__OBJECTIVE__. Gather all lines from the material that contain "color".

━━━━━ MATERIAL PROVIDED ━━━━━

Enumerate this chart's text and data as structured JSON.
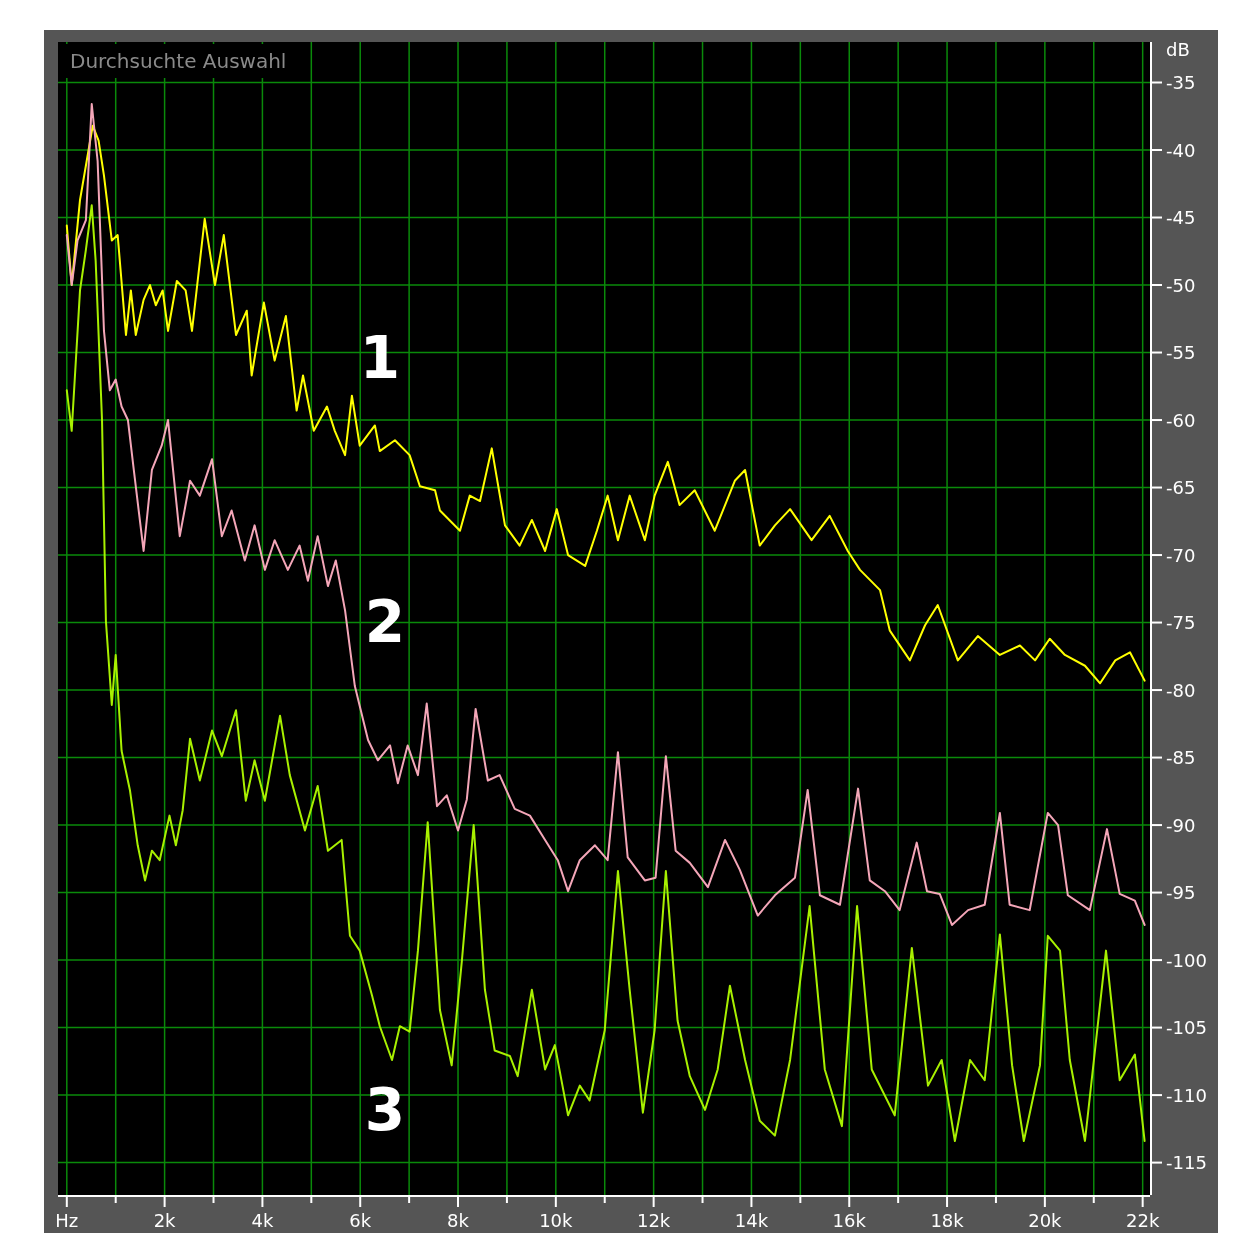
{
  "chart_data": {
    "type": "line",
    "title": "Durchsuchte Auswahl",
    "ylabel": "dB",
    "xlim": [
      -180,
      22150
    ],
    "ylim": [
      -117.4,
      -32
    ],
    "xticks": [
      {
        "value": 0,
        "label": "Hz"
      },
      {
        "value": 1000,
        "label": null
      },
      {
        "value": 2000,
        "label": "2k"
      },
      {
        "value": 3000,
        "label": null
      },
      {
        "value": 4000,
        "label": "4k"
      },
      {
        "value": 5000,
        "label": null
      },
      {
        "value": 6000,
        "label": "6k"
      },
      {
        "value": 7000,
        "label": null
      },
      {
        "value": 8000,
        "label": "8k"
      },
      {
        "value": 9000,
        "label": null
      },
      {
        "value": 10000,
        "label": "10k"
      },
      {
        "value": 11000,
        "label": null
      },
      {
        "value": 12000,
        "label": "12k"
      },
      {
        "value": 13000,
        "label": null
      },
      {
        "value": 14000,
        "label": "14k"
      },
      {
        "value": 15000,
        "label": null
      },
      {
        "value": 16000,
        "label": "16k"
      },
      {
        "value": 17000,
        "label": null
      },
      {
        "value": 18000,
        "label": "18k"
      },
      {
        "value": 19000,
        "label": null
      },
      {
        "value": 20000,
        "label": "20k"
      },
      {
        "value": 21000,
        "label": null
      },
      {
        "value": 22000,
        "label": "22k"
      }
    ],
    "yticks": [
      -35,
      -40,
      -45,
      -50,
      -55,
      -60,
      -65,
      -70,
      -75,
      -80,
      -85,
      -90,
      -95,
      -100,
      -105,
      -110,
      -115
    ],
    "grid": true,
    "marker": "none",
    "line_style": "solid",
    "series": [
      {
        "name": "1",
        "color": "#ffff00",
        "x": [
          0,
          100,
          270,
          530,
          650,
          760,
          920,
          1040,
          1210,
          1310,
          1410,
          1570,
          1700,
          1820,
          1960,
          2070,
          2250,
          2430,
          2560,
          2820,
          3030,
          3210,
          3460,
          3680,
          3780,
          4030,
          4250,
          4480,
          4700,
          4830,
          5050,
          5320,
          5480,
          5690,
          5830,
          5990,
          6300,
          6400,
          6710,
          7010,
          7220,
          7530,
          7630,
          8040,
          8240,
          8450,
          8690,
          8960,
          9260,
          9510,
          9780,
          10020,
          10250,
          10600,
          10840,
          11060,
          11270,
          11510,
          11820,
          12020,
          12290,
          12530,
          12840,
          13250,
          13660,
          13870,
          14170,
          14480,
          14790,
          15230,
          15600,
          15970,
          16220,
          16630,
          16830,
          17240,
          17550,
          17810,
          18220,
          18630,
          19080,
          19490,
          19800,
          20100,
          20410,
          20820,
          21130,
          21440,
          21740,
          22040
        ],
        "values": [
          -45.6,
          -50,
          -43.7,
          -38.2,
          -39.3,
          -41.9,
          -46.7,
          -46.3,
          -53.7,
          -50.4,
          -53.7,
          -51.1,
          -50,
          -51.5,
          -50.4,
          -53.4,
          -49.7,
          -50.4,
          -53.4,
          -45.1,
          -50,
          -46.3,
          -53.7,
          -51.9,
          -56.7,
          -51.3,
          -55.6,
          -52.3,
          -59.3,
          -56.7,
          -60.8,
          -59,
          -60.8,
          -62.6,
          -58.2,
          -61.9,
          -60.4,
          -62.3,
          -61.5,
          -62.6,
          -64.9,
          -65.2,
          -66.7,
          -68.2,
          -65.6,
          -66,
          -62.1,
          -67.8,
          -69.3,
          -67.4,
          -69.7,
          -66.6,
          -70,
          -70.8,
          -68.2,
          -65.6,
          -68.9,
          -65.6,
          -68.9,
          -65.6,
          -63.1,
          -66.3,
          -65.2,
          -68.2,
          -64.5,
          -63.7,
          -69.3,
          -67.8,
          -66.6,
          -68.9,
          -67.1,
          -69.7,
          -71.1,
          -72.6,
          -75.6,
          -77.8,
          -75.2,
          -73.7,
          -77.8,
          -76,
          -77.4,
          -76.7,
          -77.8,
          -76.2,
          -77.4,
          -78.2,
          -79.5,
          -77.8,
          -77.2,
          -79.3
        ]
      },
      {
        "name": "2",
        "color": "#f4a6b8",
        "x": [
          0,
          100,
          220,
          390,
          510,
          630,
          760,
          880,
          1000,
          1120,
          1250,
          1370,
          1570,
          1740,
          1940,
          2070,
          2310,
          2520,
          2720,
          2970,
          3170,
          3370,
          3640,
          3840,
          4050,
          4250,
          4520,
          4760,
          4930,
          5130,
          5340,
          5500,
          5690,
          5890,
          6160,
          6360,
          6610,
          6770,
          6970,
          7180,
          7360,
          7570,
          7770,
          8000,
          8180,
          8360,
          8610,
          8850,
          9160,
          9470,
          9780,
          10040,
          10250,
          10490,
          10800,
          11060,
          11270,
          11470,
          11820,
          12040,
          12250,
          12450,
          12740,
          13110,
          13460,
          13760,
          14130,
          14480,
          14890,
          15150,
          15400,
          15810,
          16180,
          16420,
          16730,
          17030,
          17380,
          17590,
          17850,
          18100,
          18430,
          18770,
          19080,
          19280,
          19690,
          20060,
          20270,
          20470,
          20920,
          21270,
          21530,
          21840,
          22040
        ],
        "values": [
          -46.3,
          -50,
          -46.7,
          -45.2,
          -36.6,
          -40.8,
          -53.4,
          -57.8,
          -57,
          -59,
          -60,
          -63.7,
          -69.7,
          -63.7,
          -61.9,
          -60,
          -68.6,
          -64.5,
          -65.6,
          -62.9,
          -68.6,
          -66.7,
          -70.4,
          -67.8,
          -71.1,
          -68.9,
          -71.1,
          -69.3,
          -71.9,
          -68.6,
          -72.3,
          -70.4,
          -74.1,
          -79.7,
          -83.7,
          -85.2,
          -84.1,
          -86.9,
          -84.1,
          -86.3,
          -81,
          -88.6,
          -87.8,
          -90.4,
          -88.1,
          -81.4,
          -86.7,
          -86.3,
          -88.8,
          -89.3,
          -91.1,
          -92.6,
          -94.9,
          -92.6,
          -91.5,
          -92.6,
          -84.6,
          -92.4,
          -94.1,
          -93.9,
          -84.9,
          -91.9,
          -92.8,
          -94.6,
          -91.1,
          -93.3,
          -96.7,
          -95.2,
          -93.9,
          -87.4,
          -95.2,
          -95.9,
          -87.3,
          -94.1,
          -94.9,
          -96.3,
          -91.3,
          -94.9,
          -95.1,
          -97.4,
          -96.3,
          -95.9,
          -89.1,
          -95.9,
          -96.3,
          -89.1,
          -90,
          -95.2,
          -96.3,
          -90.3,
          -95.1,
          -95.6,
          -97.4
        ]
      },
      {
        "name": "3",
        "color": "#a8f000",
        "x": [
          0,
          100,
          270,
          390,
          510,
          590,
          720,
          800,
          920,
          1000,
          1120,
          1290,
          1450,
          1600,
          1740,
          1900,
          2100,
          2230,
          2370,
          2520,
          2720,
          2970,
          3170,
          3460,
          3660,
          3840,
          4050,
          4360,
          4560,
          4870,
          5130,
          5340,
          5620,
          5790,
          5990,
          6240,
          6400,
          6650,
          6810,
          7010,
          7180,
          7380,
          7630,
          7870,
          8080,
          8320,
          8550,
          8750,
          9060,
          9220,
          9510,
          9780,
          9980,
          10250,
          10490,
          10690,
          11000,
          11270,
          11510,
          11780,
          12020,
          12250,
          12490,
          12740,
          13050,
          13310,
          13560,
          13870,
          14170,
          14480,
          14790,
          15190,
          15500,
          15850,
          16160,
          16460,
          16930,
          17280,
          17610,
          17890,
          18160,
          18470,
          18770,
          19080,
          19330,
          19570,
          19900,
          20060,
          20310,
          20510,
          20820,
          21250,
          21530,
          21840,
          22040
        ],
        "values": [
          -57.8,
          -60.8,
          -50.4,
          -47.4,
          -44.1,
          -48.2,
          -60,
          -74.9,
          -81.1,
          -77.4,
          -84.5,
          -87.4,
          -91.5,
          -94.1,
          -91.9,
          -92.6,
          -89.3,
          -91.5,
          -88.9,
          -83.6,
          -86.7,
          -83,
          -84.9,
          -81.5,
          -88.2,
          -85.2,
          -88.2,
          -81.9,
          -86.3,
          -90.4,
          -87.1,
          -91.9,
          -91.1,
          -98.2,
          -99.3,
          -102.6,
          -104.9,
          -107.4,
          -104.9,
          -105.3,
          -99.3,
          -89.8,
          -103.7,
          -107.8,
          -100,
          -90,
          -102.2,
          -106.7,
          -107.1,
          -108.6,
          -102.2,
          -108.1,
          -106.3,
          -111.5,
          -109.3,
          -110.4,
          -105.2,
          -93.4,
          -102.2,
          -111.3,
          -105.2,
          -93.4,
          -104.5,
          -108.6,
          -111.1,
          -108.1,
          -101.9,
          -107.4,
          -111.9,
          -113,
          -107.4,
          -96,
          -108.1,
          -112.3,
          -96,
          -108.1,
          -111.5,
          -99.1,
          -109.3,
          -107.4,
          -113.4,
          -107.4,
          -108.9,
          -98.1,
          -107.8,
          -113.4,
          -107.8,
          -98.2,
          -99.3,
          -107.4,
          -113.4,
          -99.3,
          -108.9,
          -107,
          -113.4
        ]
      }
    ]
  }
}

━━━━━

__COMPLETE RESPONSE__.
        "color": "#ffff00",
        "color": "#f4a6b8",
        "color": "#a8f000",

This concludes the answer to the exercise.